Each entry below must be repeated exactly, with pictures left out.

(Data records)

════════

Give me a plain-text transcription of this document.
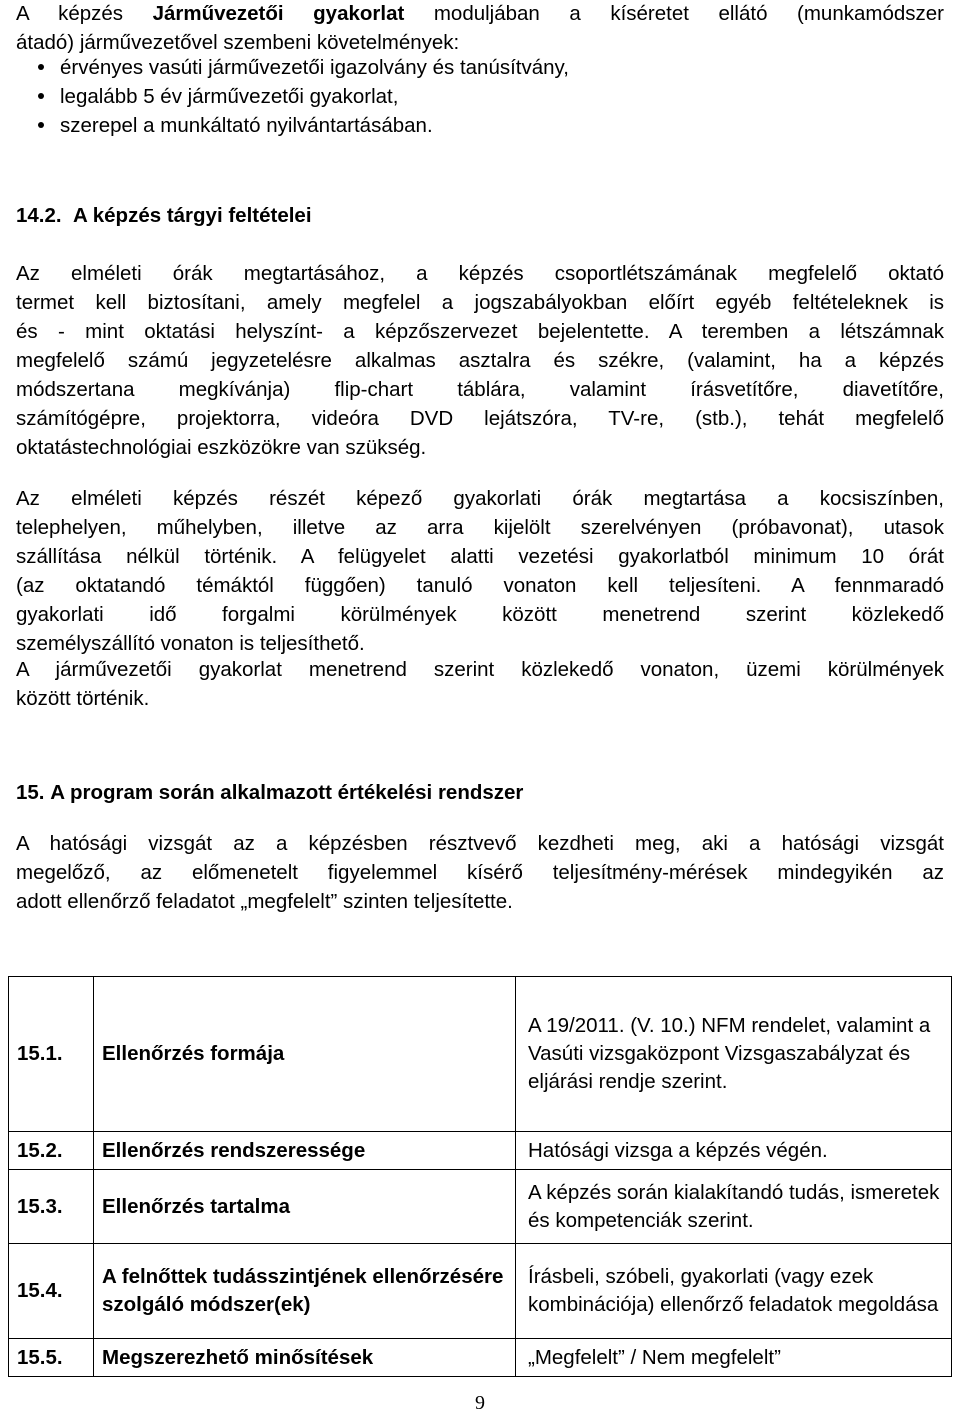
A képzés Járművezetői gyakorlat moduljában a kíséretet ellátó (munkamódszer
átadó) járművezetővel szembeni követelmények:
érvényes vasúti járművezetői igazolvány és tanúsítvány,
legalább 5 év járművezetői gyakorlat,
szerepel a munkáltató nyilvántartásában.
14.2. A képzés tárgyi feltételei
Az elméleti órák megtartásához, a képzés csoportlétszámának megfelelő oktató
termet kell biztosítani, amely megfelel a jogszabályokban előírt egyéb feltételeknek is
és - mint oktatási helyszínt- a képzőszervezet bejelentette. A teremben a létszámnak
megfelelő számú jegyzetelésre alkalmas asztalra és székre, (valamint, ha a képzés
módszertana megkívánja) flip-chart táblára, valamint írásvetítőre, diavetítőre,
számítógépre, projektorra, videóra DVD lejátszóra, TV-re, (stb.), tehát megfelelő
oktatástechnológiai eszközökre van szükség.
Az elméleti képzés részét képező gyakorlati órák megtartása a kocsiszínben,
telephelyen, műhelyben, illetve az arra kijelölt szerelvényen (próbavonat), utasok
szállítása nélkül történik. A felügyelet alatti vezetési gyakorlatból minimum 10 órát
(az oktatandó témáktól függően) tanuló vonaton kell teljesíteni. A fennmaradó
gyakorlati idő forgalmi körülmények között menetrend szerint közlekedő
személyszállító vonaton is teljesíthető.
A járművezetői gyakorlat menetrend szerint közlekedő vonaton, üzemi körülmények
között történik.
15. A program során alkalmazott értékelési rendszer
A hatósági vizsgát az a képzésben résztvevő kezdheti meg, aki a hatósági vizsgát
megelőző, az előmenetelt figyelemmel kísérő teljesítmény-mérések mindegyikén az
adott ellenőrző feladatot „megfelelt” szinten teljesítette.
15.1.	Ellenőrzés formája	A 19/2011. (V. 10.) NFM rendelet, valamint a Vasúti vizsgaközpont Vizsgaszabályzat és eljárási rendje szerint.
15.2.	Ellenőrzés rendszeressége	Hatósági vizsga a képzés végén.
15.3.	Ellenőrzés tartalma	A képzés során kialakítandó tudás, ismeretek és kompetenciák szerint.
15.4.	A felnőttek tudásszintjének ellenőrzésére szolgáló módszer(ek)	Írásbeli, szóbeli, gyakorlati (vagy ezek kombinációja) ellenőrző feladatok megoldása
15.5.	Megszerezhető minősítések	„Megfelelt” / Nem megfelelt”
9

════════

** EXERCISE ANSWER **
Give me a plain-text transcription of this document.
A képzés Járművezetői gyakorlat moduljában a kíséretet ellátó (munkamódszer
átadó) járművezetővel szembeni követelmények:
érvényes vasúti járművezetői igazolvány és tanúsítvány,
legalább 5 év járművezetői gyakorlat,
szerepel a munkáltató nyilvántartásában.
14.2. A képzés tárgyi feltételei
Az elméleti órák megtartásához, a képzés csoportlétszámának megfelelő oktató
termet kell biztosítani, amely megfelel a jogszabályokban előírt egyéb feltételeknek is
és - mint oktatási helyszínt- a képzőszervezet bejelentette. A teremben a létszámnak
megfelelő számú jegyzetelésre alkalmas asztalra és székre, (valamint, ha a képzés
módszertana megkívánja) flip-chart táblára, valamint írásvetítőre, diavetítőre,
számítógépre, projektorra, videóra DVD lejátszóra, TV-re, (stb.), tehát megfelelő
oktatástechnológiai eszközökre van szükség.
Az elméleti képzés részét képező gyakorlati órák megtartása a kocsiszínben,
telephelyen, műhelyben, illetve az arra kijelölt szerelvényen (próbavonat), utasok
szállítása nélkül történik. A felügyelet alatti vezetési gyakorlatból minimum 10 órát
(az oktatandó témáktól függően) tanuló vonaton kell teljesíteni. A fennmaradó
gyakorlati idő forgalmi körülmények között menetrend szerint közlekedő
személyszállító vonaton is teljesíthető.
A járművezetői gyakorlat menetrend szerint közlekedő vonaton, üzemi körülmények
között történik.
15. A program során alkalmazott értékelési rendszer
A hatósági vizsgát az a képzésben résztvevő kezdheti meg, aki a hatósági vizsgát
megelőző, az előmenetelt figyelemmel kísérő teljesítmény-mérések mindegyikén az
adott ellenőrző feladatot „megfelelt” szinten teljesítette.
15.1.	Ellenőrzés formája	A 19/2011. (V. 10.) NFM rendelet, valamint a Vasúti vizsgaközpont Vizsgaszabályzat és eljárási rendje szerint.
15.2.	Ellenőrzés rendszeressége	Hatósági vizsga a képzés végén.
15.3.	Ellenőrzés tartalma	A képzés során kialakítandó tudás, ismeretek és kompetenciák szerint.
15.4.	A felnőttek tudásszintjének ellenőrzésére szolgáló módszer(ek)	Írásbeli, szóbeli, gyakorlati (vagy ezek kombinációja) ellenőrző feladatok megoldása
15.5.	Megszerezhető minősítések	„Megfelelt” / Nem megfelelt”
9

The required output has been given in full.